_Problem to work on_: Return only those lines of the listing in which "classification" appears.

_Dataset_:
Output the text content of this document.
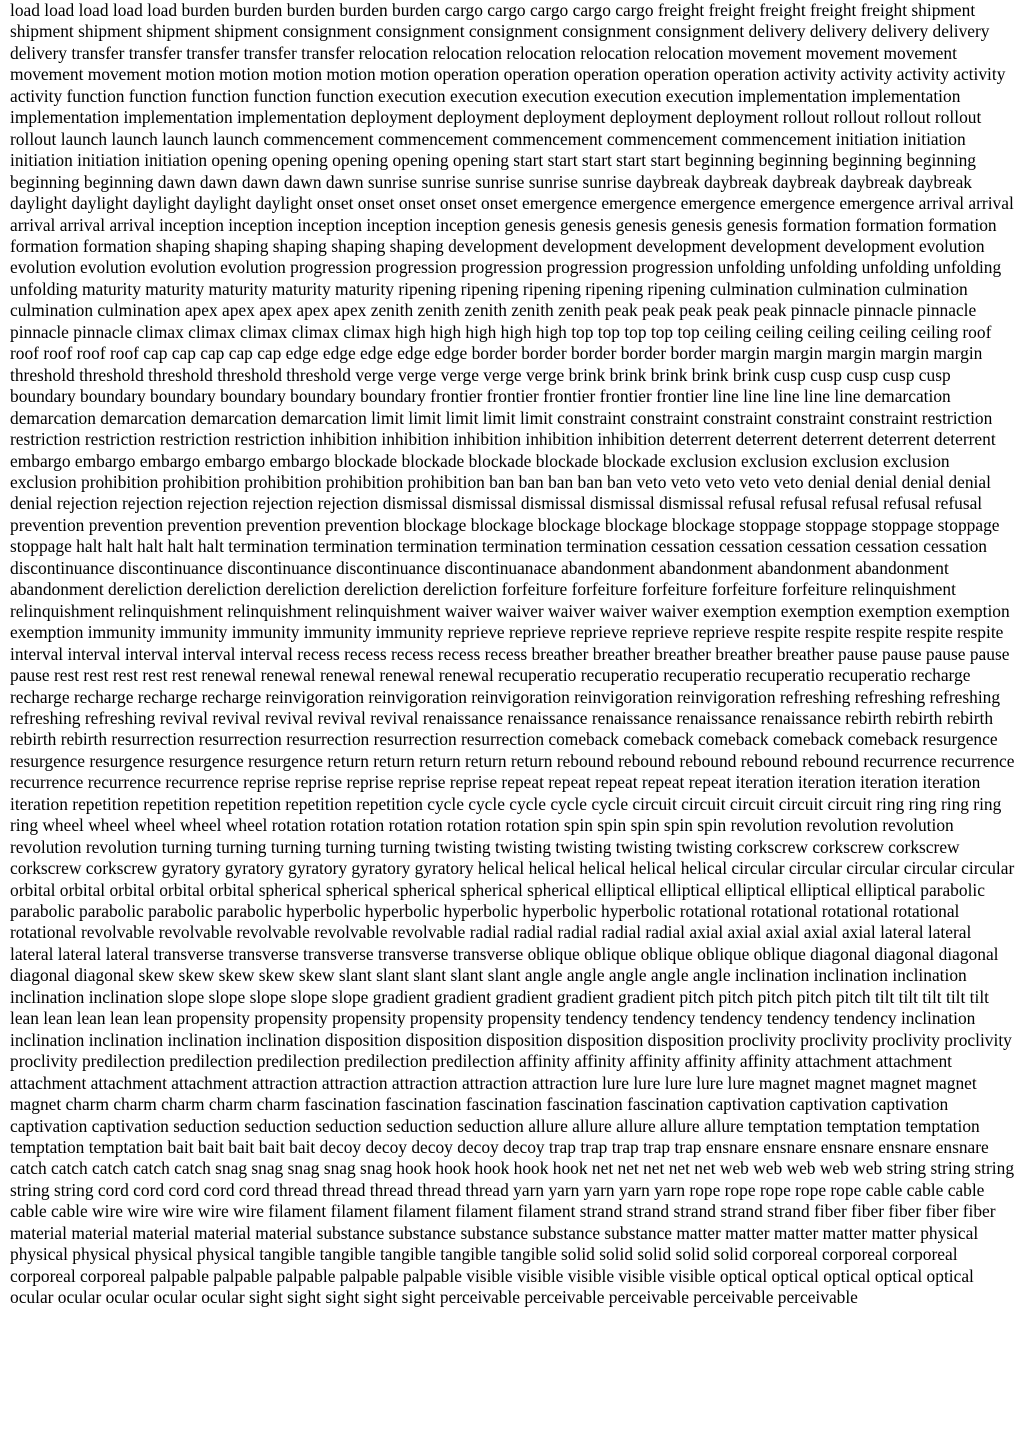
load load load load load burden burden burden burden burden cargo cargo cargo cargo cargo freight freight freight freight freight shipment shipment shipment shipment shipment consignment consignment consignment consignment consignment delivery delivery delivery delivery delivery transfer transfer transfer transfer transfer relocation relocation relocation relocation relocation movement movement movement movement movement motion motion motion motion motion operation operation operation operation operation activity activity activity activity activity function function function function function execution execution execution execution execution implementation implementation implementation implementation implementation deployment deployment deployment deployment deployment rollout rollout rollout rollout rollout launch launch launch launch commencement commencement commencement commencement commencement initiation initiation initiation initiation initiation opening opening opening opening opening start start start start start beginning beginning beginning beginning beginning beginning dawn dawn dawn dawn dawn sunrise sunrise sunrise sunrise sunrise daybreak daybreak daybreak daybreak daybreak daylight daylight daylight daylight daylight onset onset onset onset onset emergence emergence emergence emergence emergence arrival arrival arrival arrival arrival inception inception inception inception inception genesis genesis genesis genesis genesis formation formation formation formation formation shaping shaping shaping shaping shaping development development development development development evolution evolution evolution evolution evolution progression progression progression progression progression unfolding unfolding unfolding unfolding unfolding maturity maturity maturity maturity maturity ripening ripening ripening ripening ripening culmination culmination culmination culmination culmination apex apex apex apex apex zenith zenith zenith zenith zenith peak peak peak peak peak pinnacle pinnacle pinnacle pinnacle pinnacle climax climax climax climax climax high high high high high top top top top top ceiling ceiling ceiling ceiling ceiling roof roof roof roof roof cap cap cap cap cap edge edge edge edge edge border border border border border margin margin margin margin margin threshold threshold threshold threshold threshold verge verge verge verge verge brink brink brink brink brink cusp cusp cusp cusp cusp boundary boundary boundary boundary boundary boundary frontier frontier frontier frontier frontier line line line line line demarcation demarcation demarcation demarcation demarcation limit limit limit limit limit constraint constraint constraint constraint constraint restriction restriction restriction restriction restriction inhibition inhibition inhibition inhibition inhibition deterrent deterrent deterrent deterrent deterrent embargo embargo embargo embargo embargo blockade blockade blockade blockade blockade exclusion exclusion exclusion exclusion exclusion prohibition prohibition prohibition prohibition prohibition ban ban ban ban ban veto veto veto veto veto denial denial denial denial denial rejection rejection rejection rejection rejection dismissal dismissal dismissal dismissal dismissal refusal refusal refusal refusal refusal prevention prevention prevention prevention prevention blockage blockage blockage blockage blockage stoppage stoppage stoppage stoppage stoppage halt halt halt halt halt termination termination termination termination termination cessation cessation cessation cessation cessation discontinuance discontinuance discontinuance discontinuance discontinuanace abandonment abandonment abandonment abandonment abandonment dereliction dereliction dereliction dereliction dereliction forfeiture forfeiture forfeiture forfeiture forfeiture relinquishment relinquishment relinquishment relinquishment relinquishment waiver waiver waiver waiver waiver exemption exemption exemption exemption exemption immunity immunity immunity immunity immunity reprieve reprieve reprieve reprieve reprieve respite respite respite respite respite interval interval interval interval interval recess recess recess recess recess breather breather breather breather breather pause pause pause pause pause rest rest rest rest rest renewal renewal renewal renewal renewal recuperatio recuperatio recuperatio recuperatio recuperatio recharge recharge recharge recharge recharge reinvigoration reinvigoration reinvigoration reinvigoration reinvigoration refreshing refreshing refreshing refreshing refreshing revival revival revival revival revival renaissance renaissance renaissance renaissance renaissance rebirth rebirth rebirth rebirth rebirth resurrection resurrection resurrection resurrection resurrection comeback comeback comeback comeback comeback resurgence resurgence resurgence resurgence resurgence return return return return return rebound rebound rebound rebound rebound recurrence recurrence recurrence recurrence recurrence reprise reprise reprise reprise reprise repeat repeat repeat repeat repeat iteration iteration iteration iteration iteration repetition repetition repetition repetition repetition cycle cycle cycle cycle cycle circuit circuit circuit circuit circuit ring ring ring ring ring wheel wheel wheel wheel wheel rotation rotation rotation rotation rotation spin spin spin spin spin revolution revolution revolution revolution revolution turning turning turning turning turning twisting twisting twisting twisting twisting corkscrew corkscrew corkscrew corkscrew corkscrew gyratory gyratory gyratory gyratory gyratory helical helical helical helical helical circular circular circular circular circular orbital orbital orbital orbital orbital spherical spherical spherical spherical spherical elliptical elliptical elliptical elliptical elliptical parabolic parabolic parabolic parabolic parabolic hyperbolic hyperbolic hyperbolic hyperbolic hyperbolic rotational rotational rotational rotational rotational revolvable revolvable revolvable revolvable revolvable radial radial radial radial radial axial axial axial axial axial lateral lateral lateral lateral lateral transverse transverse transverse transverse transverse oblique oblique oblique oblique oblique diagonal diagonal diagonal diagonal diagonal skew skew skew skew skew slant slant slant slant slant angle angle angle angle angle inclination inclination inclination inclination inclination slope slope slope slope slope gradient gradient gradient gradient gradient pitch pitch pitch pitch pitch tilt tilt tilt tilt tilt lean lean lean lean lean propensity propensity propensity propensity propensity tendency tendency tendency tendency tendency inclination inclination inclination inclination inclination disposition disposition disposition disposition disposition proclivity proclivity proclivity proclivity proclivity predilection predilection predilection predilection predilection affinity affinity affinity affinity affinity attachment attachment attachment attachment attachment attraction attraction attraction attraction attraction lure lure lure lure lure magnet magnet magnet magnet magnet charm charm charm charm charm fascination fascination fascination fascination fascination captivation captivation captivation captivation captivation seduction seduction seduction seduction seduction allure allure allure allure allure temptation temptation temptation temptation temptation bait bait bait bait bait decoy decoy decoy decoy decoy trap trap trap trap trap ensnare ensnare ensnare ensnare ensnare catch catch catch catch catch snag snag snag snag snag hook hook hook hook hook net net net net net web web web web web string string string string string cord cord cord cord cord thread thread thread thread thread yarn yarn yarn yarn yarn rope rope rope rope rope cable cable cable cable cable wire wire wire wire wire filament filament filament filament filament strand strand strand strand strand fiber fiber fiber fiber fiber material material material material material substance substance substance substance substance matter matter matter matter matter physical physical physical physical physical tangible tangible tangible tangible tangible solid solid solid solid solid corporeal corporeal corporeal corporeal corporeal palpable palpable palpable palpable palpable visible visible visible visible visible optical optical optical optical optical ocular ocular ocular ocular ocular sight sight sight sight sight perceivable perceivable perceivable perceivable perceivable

--

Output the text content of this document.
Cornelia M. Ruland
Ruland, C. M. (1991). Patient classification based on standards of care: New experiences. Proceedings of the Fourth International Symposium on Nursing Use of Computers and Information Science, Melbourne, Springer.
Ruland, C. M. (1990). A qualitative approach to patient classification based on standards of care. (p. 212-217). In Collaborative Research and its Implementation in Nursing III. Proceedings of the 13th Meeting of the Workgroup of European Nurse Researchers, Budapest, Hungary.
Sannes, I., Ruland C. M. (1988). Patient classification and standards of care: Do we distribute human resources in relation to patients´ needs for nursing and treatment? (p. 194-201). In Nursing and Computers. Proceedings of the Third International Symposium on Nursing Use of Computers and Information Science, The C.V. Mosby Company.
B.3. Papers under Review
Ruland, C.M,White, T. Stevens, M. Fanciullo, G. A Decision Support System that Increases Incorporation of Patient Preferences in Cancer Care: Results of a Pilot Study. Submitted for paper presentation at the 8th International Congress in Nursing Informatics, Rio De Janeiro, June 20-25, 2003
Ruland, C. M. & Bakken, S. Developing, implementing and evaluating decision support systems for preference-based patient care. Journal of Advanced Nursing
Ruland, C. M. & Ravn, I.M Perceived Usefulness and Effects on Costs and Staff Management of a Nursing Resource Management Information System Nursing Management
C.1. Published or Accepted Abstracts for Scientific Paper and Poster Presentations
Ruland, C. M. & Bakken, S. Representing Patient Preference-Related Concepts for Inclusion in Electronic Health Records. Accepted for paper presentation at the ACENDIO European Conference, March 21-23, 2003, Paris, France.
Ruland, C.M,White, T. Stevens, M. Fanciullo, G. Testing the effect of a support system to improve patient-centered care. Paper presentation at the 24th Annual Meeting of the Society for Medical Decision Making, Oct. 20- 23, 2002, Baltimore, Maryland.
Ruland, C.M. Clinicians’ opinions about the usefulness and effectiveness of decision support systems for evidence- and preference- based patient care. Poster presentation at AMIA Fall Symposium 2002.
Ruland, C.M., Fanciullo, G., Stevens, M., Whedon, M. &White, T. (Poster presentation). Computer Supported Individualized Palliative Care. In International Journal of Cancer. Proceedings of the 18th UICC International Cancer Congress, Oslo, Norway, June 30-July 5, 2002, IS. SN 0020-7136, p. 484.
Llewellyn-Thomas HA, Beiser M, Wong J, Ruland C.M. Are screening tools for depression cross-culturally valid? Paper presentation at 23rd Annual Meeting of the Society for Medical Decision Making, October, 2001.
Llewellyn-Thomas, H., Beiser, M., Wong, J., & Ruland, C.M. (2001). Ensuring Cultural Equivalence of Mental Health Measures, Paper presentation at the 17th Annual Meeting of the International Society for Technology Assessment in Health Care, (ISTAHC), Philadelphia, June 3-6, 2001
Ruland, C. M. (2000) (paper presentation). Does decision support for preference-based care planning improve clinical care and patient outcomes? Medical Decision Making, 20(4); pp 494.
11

_Result of this task_:
Ruland, C. M. (1991). Patient classification based on standards of care: New experiences. Proceedings of the Fourth International Symposium on Nursing Use of Computers and Information Science, Melbourne, Springer.
Ruland, C. M. (1990). A qualitative approach to patient classification based on standards of care. (p. 212-217). In Collaborative Research and its Implementation in Nursing III. Proceedings of the 13th Meeting of the Workgroup of European Nurse Researchers, Budapest, Hungary.
Sannes, I., Ruland C. M. (1988). Patient classification and standards of care: Do we distribute human resources in relation to patients´ needs for nursing and treatment? (p. 194-201). In Nursing and Computers. Proceedings of the Third International Symposium on Nursing Use of Computers and Information Science, The C.V. Mosby Company.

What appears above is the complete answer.